## Directive
An exact copy of every record is needed.

Extracted records:
※
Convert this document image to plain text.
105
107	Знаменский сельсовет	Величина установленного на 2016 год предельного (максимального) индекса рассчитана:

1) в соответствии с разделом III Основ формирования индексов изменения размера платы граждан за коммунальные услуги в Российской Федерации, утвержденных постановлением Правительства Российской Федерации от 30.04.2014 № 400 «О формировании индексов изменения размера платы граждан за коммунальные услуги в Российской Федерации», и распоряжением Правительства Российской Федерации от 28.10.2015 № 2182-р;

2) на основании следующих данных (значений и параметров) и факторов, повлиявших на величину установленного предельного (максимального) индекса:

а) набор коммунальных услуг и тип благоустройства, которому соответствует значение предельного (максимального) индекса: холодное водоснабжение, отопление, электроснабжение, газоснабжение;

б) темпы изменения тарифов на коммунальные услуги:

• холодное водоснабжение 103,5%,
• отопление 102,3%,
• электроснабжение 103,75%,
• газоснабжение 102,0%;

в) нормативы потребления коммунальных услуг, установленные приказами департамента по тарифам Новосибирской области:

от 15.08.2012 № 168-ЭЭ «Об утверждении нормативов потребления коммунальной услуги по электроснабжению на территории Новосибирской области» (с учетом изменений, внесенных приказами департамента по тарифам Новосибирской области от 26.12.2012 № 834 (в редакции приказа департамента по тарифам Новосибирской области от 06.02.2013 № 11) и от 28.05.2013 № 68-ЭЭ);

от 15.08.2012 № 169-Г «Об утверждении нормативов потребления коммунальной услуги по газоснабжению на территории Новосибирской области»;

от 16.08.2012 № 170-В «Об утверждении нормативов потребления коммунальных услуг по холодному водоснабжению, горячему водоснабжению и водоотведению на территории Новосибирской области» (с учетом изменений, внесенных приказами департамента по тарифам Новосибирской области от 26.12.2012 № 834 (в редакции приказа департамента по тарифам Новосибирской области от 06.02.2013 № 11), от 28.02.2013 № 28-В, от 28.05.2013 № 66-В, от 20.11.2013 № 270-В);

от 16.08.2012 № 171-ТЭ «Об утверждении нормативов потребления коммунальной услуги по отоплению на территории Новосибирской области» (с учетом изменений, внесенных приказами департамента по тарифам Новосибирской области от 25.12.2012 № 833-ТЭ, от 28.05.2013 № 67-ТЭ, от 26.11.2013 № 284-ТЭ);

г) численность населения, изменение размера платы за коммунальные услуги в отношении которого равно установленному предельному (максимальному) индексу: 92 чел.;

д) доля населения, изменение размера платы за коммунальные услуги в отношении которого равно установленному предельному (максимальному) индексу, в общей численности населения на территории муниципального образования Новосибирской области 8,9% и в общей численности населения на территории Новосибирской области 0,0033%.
※
## Correct output
Convert this document image to plain text.
105
107	Знаменский сельсовет	Величина установленного на 2016 год предельного (максимального) индекса рассчитана:

1) в соответствии с разделом III Основ формирования индексов изменения размера платы граждан за коммунальные услуги в Российской Федерации, утвержденных постановлением Правительства Российской Федерации от 30.04.2014 № 400 «О формировании индексов изменения размера платы граждан за коммунальные услуги в Российской Федерации», и распоряжением Правительства Российской Федерации от 28.10.2015 № 2182-р;

2) на основании следующих данных (значений и параметров) и факторов, повлиявших на величину установленного предельного (максимального) индекса:

а) набор коммунальных услуг и тип благоустройства, которому соответствует значение предельного (максимального) индекса: холодное водоснабжение, отопление, электроснабжение, газоснабжение;

б) темпы изменения тарифов на коммунальные услуги:

• холодное водоснабжение 103,5%,
• отопление 102,3%,
• электроснабжение 103,75%,
• газоснабжение 102,0%;

в) нормативы потребления коммунальных услуг, установленные приказами департамента по тарифам Новосибирской области:

от 15.08.2012 № 168-ЭЭ «Об утверждении нормативов потребления коммунальной услуги по электроснабжению на территории Новосибирской области» (с учетом изменений, внесенных приказами департамента по тарифам Новосибирской области от 26.12.2012 № 834 (в редакции приказа департамента по тарифам Новосибирской области от 06.02.2013 № 11) и от 28.05.2013 № 68-ЭЭ);

от 15.08.2012 № 169-Г «Об утверждении нормативов потребления коммунальной услуги по газоснабжению на территории Новосибирской области»;

от 16.08.2012 № 170-В «Об утверждении нормативов потребления коммунальных услуг по холодному водоснабжению, горячему водоснабжению и водоотведению на территории Новосибирской области» (с учетом изменений, внесенных приказами департамента по тарифам Новосибирской области от 26.12.2012 № 834 (в редакции приказа департамента по тарифам Новосибирской области от 06.02.2013 № 11), от 28.02.2013 № 28-В, от 28.05.2013 № 66-В, от 20.11.2013 № 270-В);

от 16.08.2012 № 171-ТЭ «Об утверждении нормативов потребления коммунальной услуги по отоплению на территории Новосибирской области» (с учетом изменений, внесенных приказами департамента по тарифам Новосибирской области от 25.12.2012 № 833-ТЭ, от 28.05.2013 № 67-ТЭ, от 26.11.2013 № 284-ТЭ);

г) численность населения, изменение размера платы за коммунальные услуги в отношении которого равно установленному предельному (максимальному) индексу: 92 чел.;

д) доля населения, изменение размера платы за коммунальные услуги в отношении которого равно установленному предельному (максимальному) индексу, в общей численности населения на территории муниципального образования Новосибирской области 8,9% и в общей численности населения на территории Новосибирской области 0,0033%.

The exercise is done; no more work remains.